## Problem details
Report every line below that holds the word "poder".

── Records supplied

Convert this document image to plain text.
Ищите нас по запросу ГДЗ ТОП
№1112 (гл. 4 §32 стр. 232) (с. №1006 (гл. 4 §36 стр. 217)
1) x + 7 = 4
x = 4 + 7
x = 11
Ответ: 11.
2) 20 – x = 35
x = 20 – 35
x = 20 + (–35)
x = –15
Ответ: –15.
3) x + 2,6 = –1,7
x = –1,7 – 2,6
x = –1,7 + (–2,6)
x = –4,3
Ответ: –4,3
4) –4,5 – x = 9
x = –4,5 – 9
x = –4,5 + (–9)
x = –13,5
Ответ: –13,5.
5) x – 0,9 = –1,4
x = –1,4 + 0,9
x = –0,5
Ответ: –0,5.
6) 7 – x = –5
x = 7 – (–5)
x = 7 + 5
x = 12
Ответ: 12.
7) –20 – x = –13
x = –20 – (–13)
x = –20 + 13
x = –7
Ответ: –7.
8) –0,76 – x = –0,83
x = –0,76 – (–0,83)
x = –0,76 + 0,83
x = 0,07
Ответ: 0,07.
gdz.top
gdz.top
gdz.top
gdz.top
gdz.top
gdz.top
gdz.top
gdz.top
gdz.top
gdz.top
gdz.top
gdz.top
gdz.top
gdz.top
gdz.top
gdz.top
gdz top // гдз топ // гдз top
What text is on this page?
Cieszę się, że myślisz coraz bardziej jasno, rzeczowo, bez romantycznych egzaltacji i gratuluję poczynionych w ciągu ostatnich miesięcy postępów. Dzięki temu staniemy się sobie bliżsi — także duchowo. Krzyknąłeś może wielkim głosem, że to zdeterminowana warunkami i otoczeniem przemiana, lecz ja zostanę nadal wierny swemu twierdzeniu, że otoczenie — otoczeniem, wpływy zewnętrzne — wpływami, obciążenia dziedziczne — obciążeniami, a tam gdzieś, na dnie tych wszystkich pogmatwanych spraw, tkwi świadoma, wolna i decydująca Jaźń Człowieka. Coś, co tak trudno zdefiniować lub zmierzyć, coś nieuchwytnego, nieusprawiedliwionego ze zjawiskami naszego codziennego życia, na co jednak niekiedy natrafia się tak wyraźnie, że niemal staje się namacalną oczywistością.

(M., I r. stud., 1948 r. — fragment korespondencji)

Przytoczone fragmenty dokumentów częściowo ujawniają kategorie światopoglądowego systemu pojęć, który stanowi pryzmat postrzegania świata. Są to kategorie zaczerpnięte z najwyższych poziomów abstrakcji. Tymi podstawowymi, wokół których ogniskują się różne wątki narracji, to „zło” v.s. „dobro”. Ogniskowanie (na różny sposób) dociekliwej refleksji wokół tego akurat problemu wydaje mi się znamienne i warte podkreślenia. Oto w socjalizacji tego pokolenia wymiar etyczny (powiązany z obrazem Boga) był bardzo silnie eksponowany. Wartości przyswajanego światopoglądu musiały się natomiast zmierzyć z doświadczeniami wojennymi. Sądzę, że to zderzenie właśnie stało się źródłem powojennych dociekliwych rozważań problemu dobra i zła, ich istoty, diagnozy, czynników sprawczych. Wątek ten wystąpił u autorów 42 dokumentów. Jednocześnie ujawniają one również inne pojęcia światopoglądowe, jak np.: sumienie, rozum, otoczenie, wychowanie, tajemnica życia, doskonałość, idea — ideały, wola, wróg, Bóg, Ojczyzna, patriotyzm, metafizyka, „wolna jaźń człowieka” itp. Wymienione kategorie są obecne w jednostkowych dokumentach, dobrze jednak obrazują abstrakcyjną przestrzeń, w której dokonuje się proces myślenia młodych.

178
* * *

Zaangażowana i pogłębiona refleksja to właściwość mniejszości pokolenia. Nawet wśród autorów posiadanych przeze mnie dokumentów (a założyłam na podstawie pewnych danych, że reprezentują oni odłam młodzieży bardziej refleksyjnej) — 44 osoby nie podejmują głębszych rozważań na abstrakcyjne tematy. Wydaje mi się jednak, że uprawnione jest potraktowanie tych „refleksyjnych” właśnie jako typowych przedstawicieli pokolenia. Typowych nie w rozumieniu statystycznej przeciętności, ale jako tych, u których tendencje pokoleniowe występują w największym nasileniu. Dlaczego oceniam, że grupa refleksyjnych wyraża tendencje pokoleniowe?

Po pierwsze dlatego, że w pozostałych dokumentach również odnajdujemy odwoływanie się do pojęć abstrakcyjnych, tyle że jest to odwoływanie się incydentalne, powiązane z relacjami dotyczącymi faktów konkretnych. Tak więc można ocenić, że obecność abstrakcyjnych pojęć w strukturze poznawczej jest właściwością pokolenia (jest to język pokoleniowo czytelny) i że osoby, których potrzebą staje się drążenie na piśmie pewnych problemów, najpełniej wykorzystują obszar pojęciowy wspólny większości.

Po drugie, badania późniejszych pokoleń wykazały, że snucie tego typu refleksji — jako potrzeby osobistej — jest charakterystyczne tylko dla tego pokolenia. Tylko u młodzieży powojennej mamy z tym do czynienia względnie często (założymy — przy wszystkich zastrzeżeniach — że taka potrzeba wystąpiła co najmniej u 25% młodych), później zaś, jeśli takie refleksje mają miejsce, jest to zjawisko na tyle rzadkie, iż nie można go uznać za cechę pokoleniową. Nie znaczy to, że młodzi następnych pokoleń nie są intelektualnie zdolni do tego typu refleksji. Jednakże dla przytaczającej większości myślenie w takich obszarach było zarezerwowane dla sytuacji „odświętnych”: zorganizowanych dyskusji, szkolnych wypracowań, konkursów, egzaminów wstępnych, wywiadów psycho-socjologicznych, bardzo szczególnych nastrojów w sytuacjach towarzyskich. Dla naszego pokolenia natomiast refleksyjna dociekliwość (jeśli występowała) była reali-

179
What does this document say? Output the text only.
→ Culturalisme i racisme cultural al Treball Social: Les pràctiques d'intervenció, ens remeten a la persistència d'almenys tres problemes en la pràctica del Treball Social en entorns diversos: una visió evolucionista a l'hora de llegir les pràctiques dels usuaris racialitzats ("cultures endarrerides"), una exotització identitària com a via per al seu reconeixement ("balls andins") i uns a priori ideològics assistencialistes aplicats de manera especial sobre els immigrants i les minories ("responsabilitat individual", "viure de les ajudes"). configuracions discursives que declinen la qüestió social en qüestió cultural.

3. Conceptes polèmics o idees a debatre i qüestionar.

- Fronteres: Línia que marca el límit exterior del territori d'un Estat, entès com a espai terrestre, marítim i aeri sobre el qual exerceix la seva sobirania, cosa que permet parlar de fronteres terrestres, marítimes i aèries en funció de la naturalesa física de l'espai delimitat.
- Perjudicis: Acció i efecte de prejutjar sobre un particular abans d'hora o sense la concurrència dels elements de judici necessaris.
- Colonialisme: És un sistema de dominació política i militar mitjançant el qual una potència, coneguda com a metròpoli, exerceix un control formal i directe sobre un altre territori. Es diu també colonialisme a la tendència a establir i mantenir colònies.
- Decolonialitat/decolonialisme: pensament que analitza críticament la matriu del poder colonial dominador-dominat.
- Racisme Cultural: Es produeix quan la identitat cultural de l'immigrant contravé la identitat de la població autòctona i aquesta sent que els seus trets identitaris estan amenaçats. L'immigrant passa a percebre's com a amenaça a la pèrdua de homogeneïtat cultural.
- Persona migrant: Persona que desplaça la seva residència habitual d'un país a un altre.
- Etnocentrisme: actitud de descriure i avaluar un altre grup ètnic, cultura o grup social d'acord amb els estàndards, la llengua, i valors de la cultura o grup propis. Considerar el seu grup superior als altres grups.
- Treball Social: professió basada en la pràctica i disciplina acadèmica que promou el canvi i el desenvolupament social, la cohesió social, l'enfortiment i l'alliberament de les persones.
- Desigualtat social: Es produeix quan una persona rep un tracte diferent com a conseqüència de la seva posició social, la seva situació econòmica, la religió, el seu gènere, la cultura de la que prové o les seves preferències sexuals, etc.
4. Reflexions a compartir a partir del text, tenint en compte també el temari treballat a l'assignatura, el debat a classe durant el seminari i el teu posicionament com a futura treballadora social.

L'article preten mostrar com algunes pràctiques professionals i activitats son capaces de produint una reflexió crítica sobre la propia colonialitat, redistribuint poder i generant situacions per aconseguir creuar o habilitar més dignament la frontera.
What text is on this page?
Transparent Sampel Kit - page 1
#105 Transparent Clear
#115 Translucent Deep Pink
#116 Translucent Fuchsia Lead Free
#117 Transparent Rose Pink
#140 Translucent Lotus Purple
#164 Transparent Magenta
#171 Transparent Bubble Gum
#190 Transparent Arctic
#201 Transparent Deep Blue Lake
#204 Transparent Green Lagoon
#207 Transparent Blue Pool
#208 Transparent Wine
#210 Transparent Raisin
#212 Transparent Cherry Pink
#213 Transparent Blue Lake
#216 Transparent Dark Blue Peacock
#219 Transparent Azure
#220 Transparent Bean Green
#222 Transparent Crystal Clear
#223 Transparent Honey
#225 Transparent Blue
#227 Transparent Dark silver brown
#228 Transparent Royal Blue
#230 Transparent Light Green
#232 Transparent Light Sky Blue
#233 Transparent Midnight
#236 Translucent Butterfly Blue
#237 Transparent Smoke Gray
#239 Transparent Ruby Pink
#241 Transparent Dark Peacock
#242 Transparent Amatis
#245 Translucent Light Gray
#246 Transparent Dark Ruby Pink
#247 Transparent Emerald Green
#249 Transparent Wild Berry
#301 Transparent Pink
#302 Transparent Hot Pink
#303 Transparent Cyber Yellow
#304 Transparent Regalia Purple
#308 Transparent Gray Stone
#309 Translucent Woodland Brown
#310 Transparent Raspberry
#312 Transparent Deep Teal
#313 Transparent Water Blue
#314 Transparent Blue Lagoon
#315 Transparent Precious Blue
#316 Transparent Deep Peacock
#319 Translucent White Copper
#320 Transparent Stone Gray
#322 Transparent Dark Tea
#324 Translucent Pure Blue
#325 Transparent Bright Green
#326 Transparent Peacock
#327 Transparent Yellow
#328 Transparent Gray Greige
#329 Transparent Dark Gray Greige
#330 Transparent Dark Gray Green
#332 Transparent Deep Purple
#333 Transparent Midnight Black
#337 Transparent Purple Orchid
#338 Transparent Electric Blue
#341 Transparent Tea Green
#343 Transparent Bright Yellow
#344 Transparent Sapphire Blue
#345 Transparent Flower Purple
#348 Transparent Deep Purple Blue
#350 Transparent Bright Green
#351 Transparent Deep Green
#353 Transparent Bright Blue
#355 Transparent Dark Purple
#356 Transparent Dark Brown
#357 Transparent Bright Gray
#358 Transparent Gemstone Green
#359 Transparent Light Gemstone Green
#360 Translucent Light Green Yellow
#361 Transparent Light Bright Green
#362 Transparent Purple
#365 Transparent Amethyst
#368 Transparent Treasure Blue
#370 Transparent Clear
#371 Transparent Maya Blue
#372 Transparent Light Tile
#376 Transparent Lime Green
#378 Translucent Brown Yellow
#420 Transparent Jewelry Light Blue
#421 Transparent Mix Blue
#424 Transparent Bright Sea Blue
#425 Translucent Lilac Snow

────

## Solved exercise
- Decolonialitat/decolonialisme: pensament que analitza críticament la matriu del poder colonial dominador-dominat.
L'article preten mostrar com algunes pràctiques professionals i activitats son capaces de produint una reflexió crítica sobre la propia colonialitat, redistribuint poder i generant situacions per aconseguir creuar o habilitar més dignament la frontera.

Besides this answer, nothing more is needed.